### Exercise data
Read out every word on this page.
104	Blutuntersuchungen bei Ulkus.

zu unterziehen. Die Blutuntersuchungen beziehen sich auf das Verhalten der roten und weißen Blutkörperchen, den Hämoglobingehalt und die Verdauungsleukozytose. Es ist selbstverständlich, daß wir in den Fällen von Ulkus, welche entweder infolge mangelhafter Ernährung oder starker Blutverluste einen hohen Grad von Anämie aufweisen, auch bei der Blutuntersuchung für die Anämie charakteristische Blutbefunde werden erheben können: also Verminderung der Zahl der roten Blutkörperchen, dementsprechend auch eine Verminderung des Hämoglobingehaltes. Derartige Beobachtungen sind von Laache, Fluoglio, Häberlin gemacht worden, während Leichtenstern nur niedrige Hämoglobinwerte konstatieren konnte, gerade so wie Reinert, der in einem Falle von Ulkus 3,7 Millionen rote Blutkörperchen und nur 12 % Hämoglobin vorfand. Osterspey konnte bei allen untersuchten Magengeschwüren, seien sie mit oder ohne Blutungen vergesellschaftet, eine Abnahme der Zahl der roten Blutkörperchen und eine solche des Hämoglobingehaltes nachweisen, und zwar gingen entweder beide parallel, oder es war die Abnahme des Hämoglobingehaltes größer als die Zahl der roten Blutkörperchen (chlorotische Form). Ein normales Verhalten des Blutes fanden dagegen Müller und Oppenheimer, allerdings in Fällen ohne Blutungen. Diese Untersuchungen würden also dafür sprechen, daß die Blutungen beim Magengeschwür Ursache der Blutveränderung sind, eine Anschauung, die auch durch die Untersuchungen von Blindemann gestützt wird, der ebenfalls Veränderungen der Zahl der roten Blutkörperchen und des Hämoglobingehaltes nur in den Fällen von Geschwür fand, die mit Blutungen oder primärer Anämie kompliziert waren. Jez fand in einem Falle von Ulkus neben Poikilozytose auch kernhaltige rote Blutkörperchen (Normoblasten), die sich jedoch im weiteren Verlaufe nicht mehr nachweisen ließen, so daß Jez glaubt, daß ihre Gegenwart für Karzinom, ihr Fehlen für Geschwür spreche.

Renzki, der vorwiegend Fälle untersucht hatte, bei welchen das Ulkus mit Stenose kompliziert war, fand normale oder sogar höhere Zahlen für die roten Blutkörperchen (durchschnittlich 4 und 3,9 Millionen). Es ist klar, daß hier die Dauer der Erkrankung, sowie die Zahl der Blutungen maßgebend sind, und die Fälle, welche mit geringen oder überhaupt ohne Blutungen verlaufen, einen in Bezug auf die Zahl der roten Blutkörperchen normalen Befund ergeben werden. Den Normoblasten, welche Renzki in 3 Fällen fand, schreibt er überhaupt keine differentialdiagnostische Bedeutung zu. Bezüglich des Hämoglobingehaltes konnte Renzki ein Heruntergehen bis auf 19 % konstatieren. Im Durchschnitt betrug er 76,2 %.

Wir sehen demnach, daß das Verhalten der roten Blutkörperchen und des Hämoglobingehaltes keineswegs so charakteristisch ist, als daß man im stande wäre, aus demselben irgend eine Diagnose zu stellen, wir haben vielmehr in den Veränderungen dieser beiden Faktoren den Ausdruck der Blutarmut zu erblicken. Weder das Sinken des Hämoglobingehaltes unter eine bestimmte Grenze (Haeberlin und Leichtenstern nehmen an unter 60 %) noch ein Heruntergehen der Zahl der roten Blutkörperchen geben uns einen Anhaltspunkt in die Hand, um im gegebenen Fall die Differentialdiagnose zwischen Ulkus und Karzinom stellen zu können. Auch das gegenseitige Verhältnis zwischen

### Stated goal
Each of the records should be retyped exactly.

### Task solution
Read out every word on this page.
104	Blutuntersuchungen bei Ulkus.

zu unterziehen. Die Blutuntersuchungen beziehen sich auf das Verhalten der roten und weißen Blutkörperchen, den Hämoglobingehalt und die Verdauungsleukozytose. Es ist selbstverständlich, daß wir in den Fällen von Ulkus, welche entweder infolge mangelhafter Ernährung oder starker Blutverluste einen hohen Grad von Anämie aufweisen, auch bei der Blutuntersuchung für die Anämie charakteristische Blutbefunde werden erheben können: also Verminderung der Zahl der roten Blutkörperchen, dementsprechend auch eine Verminderung des Hämoglobingehaltes. Derartige Beobachtungen sind von Laache, Fluoglio, Häberlin gemacht worden, während Leichtenstern nur niedrige Hämoglobinwerte konstatieren konnte, gerade so wie Reinert, der in einem Falle von Ulkus 3,7 Millionen rote Blutkörperchen und nur 12 % Hämoglobin vorfand. Osterspey konnte bei allen untersuchten Magengeschwüren, seien sie mit oder ohne Blutungen vergesellschaftet, eine Abnahme der Zahl der roten Blutkörperchen und eine solche des Hämoglobingehaltes nachweisen, und zwar gingen entweder beide parallel, oder es war die Abnahme des Hämoglobingehaltes größer als die Zahl der roten Blutkörperchen (chlorotische Form). Ein normales Verhalten des Blutes fanden dagegen Müller und Oppenheimer, allerdings in Fällen ohne Blutungen. Diese Untersuchungen würden also dafür sprechen, daß die Blutungen beim Magengeschwür Ursache der Blutveränderung sind, eine Anschauung, die auch durch die Untersuchungen von Blindemann gestützt wird, der ebenfalls Veränderungen der Zahl der roten Blutkörperchen und des Hämoglobingehaltes nur in den Fällen von Geschwür fand, die mit Blutungen oder primärer Anämie kompliziert waren. Jez fand in einem Falle von Ulkus neben Poikilozytose auch kernhaltige rote Blutkörperchen (Normoblasten), die sich jedoch im weiteren Verlaufe nicht mehr nachweisen ließen, so daß Jez glaubt, daß ihre Gegenwart für Karzinom, ihr Fehlen für Geschwür spreche.

Renzki, der vorwiegend Fälle untersucht hatte, bei welchen das Ulkus mit Stenose kompliziert war, fand normale oder sogar höhere Zahlen für die roten Blutkörperchen (durchschnittlich 4 und 3,9 Millionen). Es ist klar, daß hier die Dauer der Erkrankung, sowie die Zahl der Blutungen maßgebend sind, und die Fälle, welche mit geringen oder überhaupt ohne Blutungen verlaufen, einen in Bezug auf die Zahl der roten Blutkörperchen normalen Befund ergeben werden. Den Normoblasten, welche Renzki in 3 Fällen fand, schreibt er überhaupt keine differentialdiagnostische Bedeutung zu. Bezüglich des Hämoglobingehaltes konnte Renzki ein Heruntergehen bis auf 19 % konstatieren. Im Durchschnitt betrug er 76,2 %.

Wir sehen demnach, daß das Verhalten der roten Blutkörperchen und des Hämoglobingehaltes keineswegs so charakteristisch ist, als daß man im stande wäre, aus demselben irgend eine Diagnose zu stellen, wir haben vielmehr in den Veränderungen dieser beiden Faktoren den Ausdruck der Blutarmut zu erblicken. Weder das Sinken des Hämoglobingehaltes unter eine bestimmte Grenze (Haeberlin und Leichtenstern nehmen an unter 60 %) noch ein Heruntergehen der Zahl der roten Blutkörperchen geben uns einen Anhaltspunkt in die Hand, um im gegebenen Fall die Differentialdiagnose zwischen Ulkus und Karzinom stellen zu können. Auch das gegenseitige Verhältnis zwischen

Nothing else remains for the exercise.